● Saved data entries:

----------

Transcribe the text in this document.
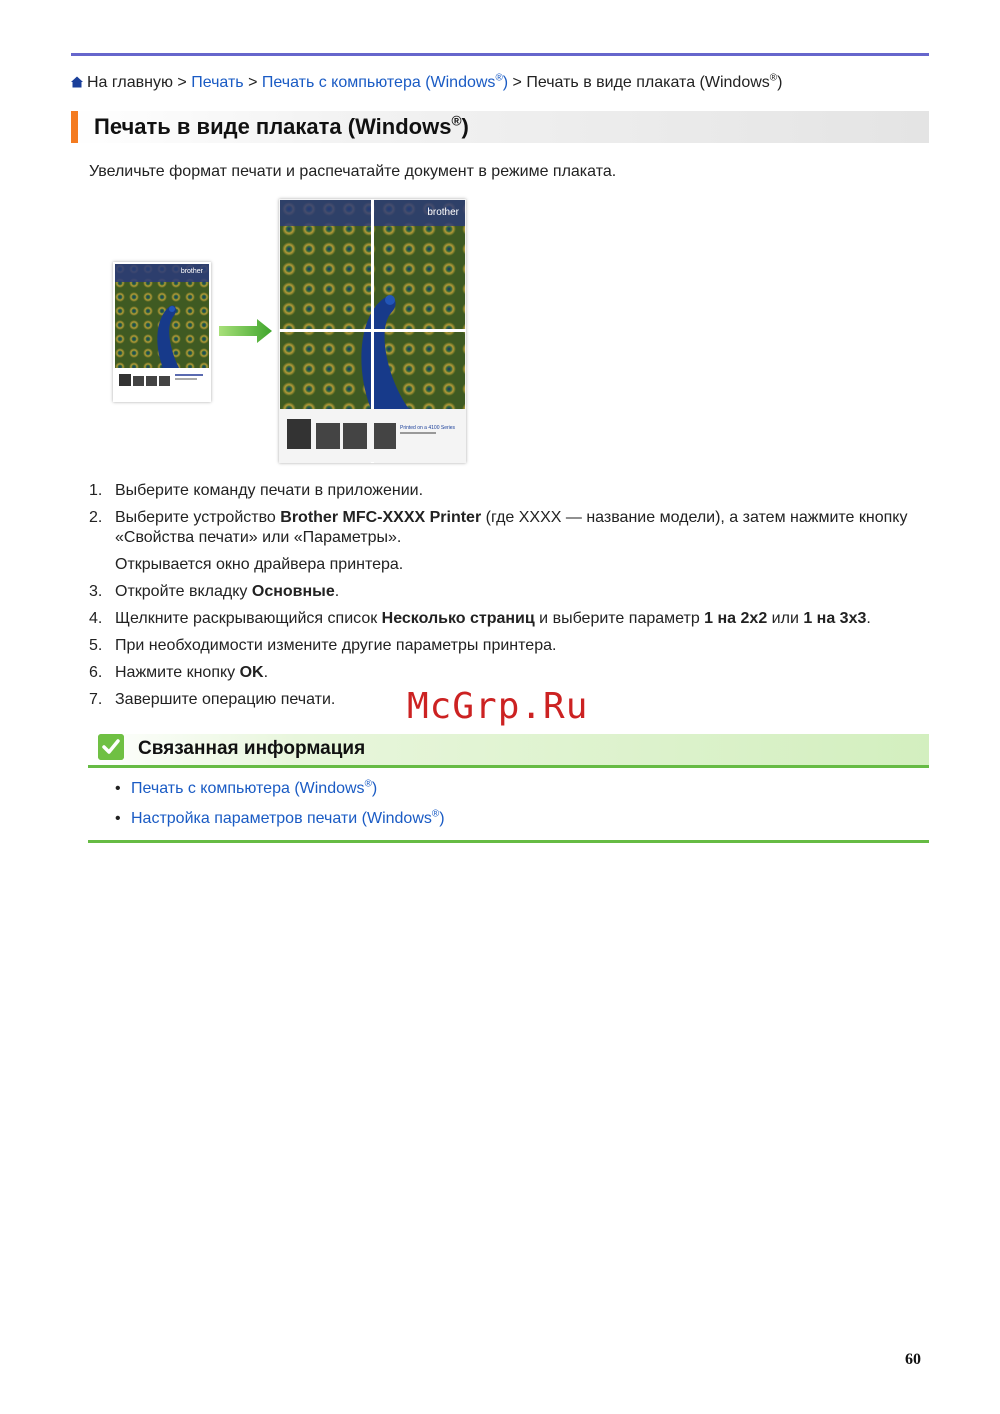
На главную > Печать > Печать с компьютера (Windows®) > Печать в виде плаката (Windows®)
Печать в виде плаката (Windows®)
Увеличьте формат печати и распечатайте документ в режиме плаката.
brother
brother
Printed on a 4100 Series
1. Выберите команду печати в приложении.
2. Выберите устройство Brother MFC-XXXX Printer (где XXXX — название модели), а затем нажмите кнопку «Свойства печати» или «Параметры».
Открывается окно драйвера принтера.
3. Откройте вкладку Основные.
4. Щелкните раскрывающийся список Несколько страниц и выберите параметр 1 на 2x2 или 1 на 3x3.
5. При необходимости измените другие параметры принтера.
6. Нажмите кнопку OK.
7. Завершите операцию печати.	McGrp.Ru
Связанная информация
• Печать с компьютера (Windows®)
• Настройка параметров печати (Windows®)
60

----------

● TASK REQUIREMENTS:
Pull out every line of the records above that contains the word "печати".

● WRITTEN REPLY:
Увеличьте формат печати и распечатайте документ в режиме плаката.
1. Выберите команду печати в приложении.
2. Выберите устройство Brother MFC-XXXX Printer (где XXXX — название модели), а затем нажмите кнопку «Свойства печати» или «Параметры».
7. Завершите операцию печати.	McGrp.Ru
• Настройка параметров печати (Windows®)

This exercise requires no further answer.